> **Exercise**: Reproduce the data exactly.

** Begin Supplied data **

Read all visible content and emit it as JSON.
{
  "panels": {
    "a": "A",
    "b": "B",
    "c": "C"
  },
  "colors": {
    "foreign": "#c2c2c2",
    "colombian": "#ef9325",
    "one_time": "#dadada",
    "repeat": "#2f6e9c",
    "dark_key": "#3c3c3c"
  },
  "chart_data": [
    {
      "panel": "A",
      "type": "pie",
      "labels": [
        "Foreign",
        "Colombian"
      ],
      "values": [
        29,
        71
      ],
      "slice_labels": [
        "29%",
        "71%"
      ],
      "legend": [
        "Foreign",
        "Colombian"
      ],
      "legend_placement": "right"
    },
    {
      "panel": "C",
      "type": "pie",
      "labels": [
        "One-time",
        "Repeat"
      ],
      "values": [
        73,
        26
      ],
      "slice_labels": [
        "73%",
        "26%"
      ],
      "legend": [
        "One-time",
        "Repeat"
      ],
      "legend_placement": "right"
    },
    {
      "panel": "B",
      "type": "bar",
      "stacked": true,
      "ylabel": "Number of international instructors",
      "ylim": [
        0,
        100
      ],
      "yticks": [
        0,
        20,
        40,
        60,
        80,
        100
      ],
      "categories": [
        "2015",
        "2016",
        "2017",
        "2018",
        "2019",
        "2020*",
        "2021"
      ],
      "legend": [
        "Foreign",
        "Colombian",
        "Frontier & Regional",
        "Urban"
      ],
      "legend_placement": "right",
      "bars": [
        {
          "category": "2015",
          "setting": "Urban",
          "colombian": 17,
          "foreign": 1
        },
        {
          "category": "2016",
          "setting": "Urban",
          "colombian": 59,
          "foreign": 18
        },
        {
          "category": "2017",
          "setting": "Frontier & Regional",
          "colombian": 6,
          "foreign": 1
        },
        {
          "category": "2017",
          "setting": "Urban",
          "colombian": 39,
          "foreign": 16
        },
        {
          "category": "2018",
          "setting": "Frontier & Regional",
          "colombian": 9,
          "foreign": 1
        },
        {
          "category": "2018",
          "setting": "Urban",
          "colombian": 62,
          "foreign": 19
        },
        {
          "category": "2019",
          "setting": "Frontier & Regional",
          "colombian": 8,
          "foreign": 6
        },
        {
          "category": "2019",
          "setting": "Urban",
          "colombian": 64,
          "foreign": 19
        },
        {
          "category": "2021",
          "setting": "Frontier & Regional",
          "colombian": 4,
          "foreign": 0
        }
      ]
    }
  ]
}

** End Supplied data **

> **Written response**:
Read all visible content and emit it as JSON.
{
  "panels": {
    "a": "A",
    "b": "B",
    "c": "C"
  },
  "colors": {
    "foreign": "#c2c2c2",
    "colombian": "#ef9325",
    "one_time": "#dadada",
    "repeat": "#2f6e9c",
    "dark_key": "#3c3c3c"
  },
  "chart_data": [
    {
      "panel": "A",
      "type": "pie",
      "labels": [
        "Foreign",
        "Colombian"
      ],
      "values": [
        29,
        71
      ],
      "slice_labels": [
        "29%",
        "71%"
      ],
      "legend": [
        "Foreign",
        "Colombian"
      ],
      "legend_placement": "right"
    },
    {
      "panel": "C",
      "type": "pie",
      "labels": [
        "One-time",
        "Repeat"
      ],
      "values": [
        73,
        26
      ],
      "slice_labels": [
        "73%",
        "26%"
      ],
      "legend": [
        "One-time",
        "Repeat"
      ],
      "legend_placement": "right"
    },
    {
      "panel": "B",
      "type": "bar",
      "stacked": true,
      "ylabel": "Number of international instructors",
      "ylim": [
        0,
        100
      ],
      "yticks": [
        0,
        20,
        40,
        60,
        80,
        100
      ],
      "categories": [
        "2015",
        "2016",
        "2017",
        "2018",
        "2019",
        "2020*",
        "2021"
      ],
      "legend": [
        "Foreign",
        "Colombian",
        "Frontier & Regional",
        "Urban"
      ],
      "legend_placement": "right",
      "bars": [
        {
          "category": "2015",
          "setting": "Urban",
          "colombian": 17,
          "foreign": 1
        },
        {
          "category": "2016",
          "setting": "Urban",
          "colombian": 59,
          "foreign": 18
        },
        {
          "category": "2017",
          "setting": "Frontier & Regional",
          "colombian": 6,
          "foreign": 1
        },
        {
          "category": "2017",
          "setting": "Urban",
          "colombian": 39,
          "foreign": 16
        },
        {
          "category": "2018",
          "setting": "Frontier & Regional",
          "colombian": 9,
          "foreign": 1
        },
        {
          "category": "2018",
          "setting": "Urban",
          "colombian": 62,
          "foreign": 19
        },
        {
          "category": "2019",
          "setting": "Frontier & Regional",
          "colombian": 8,
          "foreign": 6
        },
        {
          "category": "2019",
          "setting": "Urban",
          "colombian": 64,
          "foreign": 19
        },
        {
          "category": "2021",
          "setting": "Frontier & Regional",
          "colombian": 4,
          "foreign": 0
        }
      ]
    }
  ]
}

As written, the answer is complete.